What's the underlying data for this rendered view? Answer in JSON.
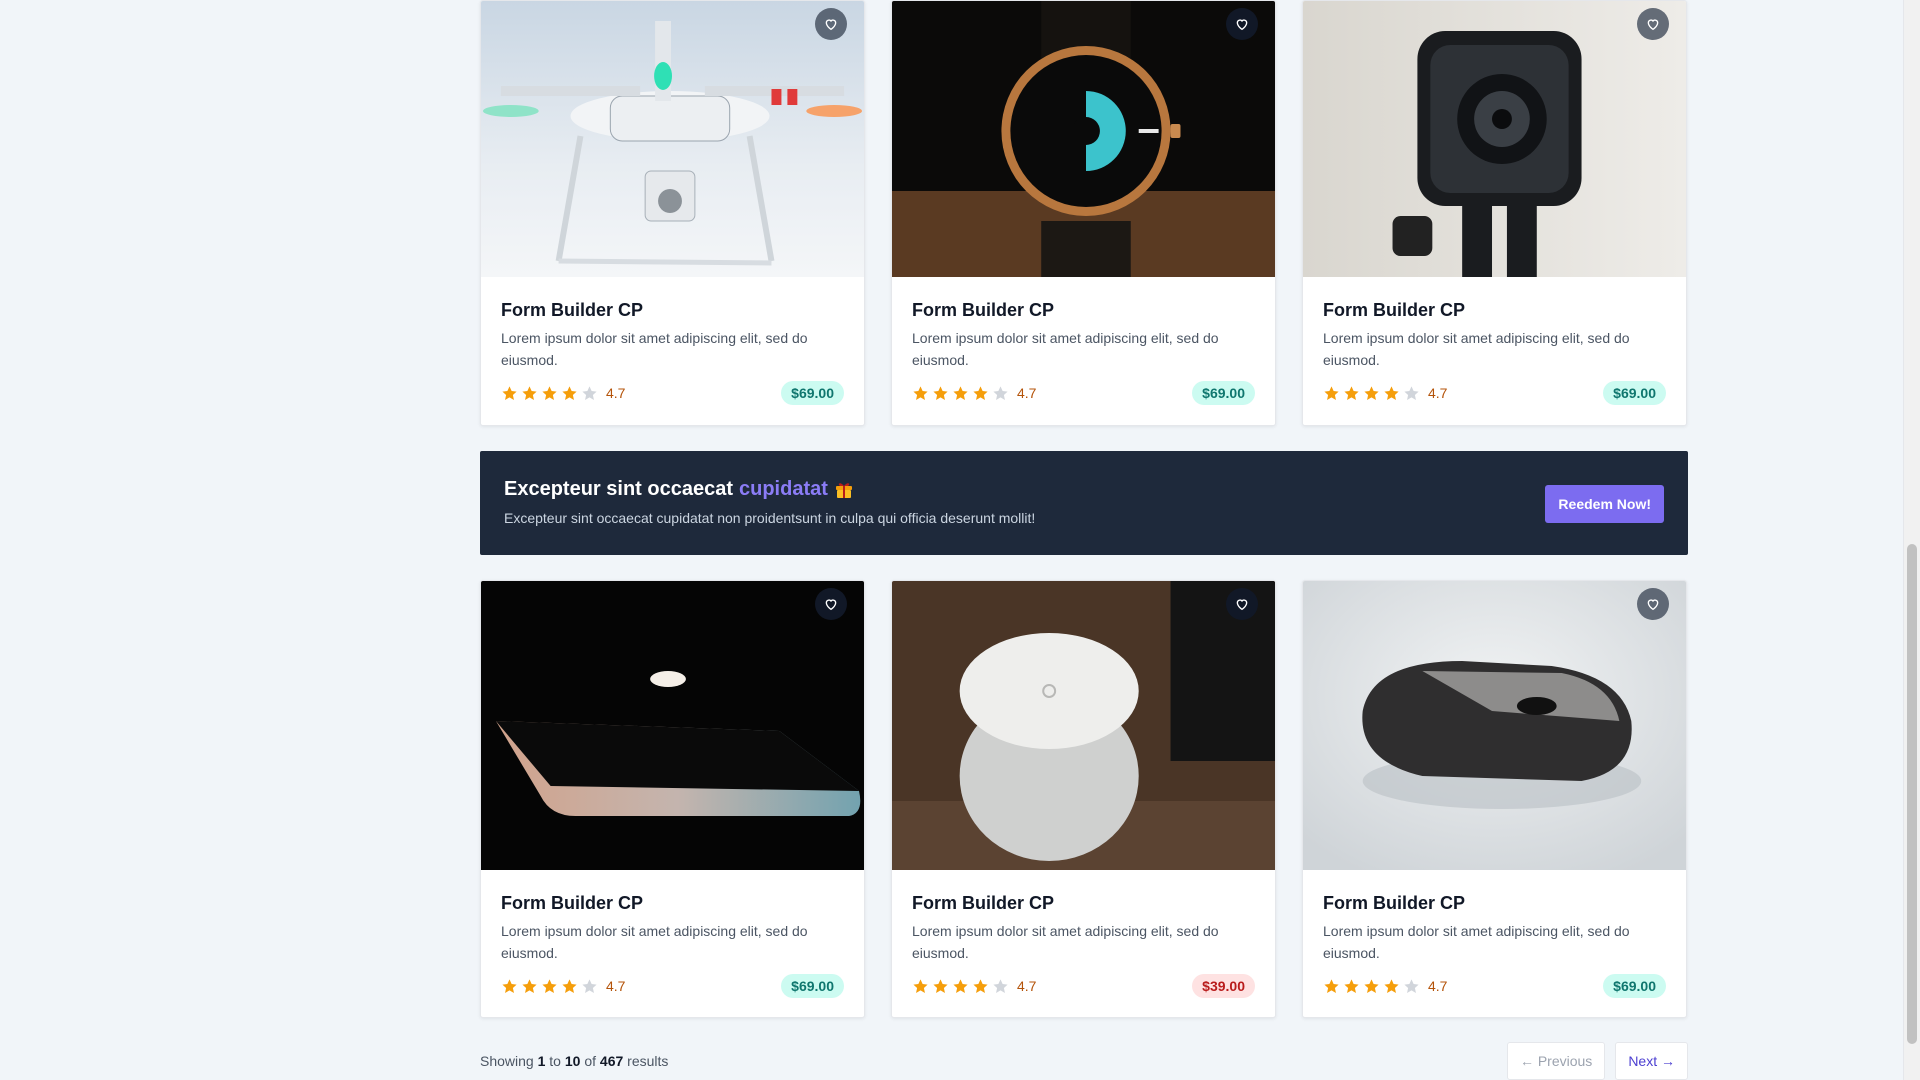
{
  "products_row1": [
    {
      "title": "Form Builder CP",
      "description": "Lorem ipsum dolor sit amet adipiscing elit, sed do eiusmod.",
      "rating": "4.7",
      "stars": 4,
      "price": "$69.00",
      "sale": false,
      "image": "drone"
    },
    {
      "title": "Form Builder CP",
      "description": "Lorem ipsum dolor sit amet adipiscing elit, sed do eiusmod.",
      "rating": "4.7",
      "stars": 4,
      "price": "$69.00",
      "sale": false,
      "image": "watch"
    },
    {
      "title": "Form Builder CP",
      "description": "Lorem ipsum dolor sit amet adipiscing elit, sed do eiusmod.",
      "rating": "4.7",
      "stars": 4,
      "price": "$69.00",
      "sale": false,
      "image": "action-camera"
    }
  ],
  "banner": {
    "title_start": "Excepteur sint occaecat",
    "title_highlight": "cupidatat",
    "subtitle": "Excepteur sint occaecat cupidatat non proidentsunt in culpa qui officia deserunt mollit!",
    "button_label": "Reedem Now!",
    "icon": "gift-icon"
  },
  "products_row2": [
    {
      "title": "Form Builder CP",
      "description": "Lorem ipsum dolor sit amet adipiscing elit, sed do eiusmod.",
      "rating": "4.7",
      "stars": 4,
      "price": "$69.00",
      "sale": false,
      "image": "laptop"
    },
    {
      "title": "Form Builder CP",
      "description": "Lorem ipsum dolor sit amet adipiscing elit, sed do eiusmod.",
      "rating": "4.7",
      "stars": 4,
      "price": "$39.00",
      "sale": true,
      "image": "wifi-router"
    },
    {
      "title": "Form Builder CP",
      "description": "Lorem ipsum dolor sit amet adipiscing elit, sed do eiusmod.",
      "rating": "4.7",
      "stars": 4,
      "price": "$69.00",
      "sale": false,
      "image": "mouse"
    }
  ],
  "pagination": {
    "showing_label": "Showing",
    "from": "1",
    "to_label": "to",
    "to": "10",
    "of_label": "of",
    "total": "467",
    "results_label": "results",
    "previous_label": "← Previous",
    "next_label": "Next →"
  },
  "colors": {
    "page_bg": "#f1f5f9",
    "banner_bg": "#1e293b",
    "accent": "#7c6cf0",
    "star": "#f59e0b",
    "star_empty": "#d1d5db",
    "price_bg": "#ccfbf1",
    "price_text": "#0f766e",
    "sale_bg": "#fee2e2",
    "sale_text": "#b91c1c"
  }
}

- Given request:
Restate each line of the records exactly; pictures do not belong in the copy.

- Problem solution:
What's the underlying data for this rendered view? Answer in JSON.
{
  "products_row1": [
    {
      "title": "Form Builder CP",
      "description": "Lorem ipsum dolor sit amet adipiscing elit, sed do eiusmod.",
      "rating": "4.7",
      "stars": 4,
      "price": "$69.00",
      "sale": false,
      "image": "drone"
    },
    {
      "title": "Form Builder CP",
      "description": "Lorem ipsum dolor sit amet adipiscing elit, sed do eiusmod.",
      "rating": "4.7",
      "stars": 4,
      "price": "$69.00",
      "sale": false,
      "image": "watch"
    },
    {
      "title": "Form Builder CP",
      "description": "Lorem ipsum dolor sit amet adipiscing elit, sed do eiusmod.",
      "rating": "4.7",
      "stars": 4,
      "price": "$69.00",
      "sale": false,
      "image": "action-camera"
    }
  ],
  "banner": {
    "title_start": "Excepteur sint occaecat",
    "title_highlight": "cupidatat",
    "subtitle": "Excepteur sint occaecat cupidatat non proidentsunt in culpa qui officia deserunt mollit!",
    "button_label": "Reedem Now!",
    "icon": "gift-icon"
  },
  "products_row2": [
    {
      "title": "Form Builder CP",
      "description": "Lorem ipsum dolor sit amet adipiscing elit, sed do eiusmod.",
      "rating": "4.7",
      "stars": 4,
      "price": "$69.00",
      "sale": false,
      "image": "laptop"
    },
    {
      "title": "Form Builder CP",
      "description": "Lorem ipsum dolor sit amet adipiscing elit, sed do eiusmod.",
      "rating": "4.7",
      "stars": 4,
      "price": "$39.00",
      "sale": true,
      "image": "wifi-router"
    },
    {
      "title": "Form Builder CP",
      "description": "Lorem ipsum dolor sit amet adipiscing elit, sed do eiusmod.",
      "rating": "4.7",
      "stars": 4,
      "price": "$69.00",
      "sale": false,
      "image": "mouse"
    }
  ],
  "pagination": {
    "showing_label": "Showing",
    "from": "1",
    "to_label": "to",
    "to": "10",
    "of_label": "of",
    "total": "467",
    "results_label": "results",
    "previous_label": "← Previous",
    "next_label": "Next →"
  },
  "colors": {
    "page_bg": "#f1f5f9",
    "banner_bg": "#1e293b",
    "accent": "#7c6cf0",
    "star": "#f59e0b",
    "star_empty": "#d1d5db",
    "price_bg": "#ccfbf1",
    "price_text": "#0f766e",
    "sale_bg": "#fee2e2",
    "sale_text": "#b91c1c"
  }
}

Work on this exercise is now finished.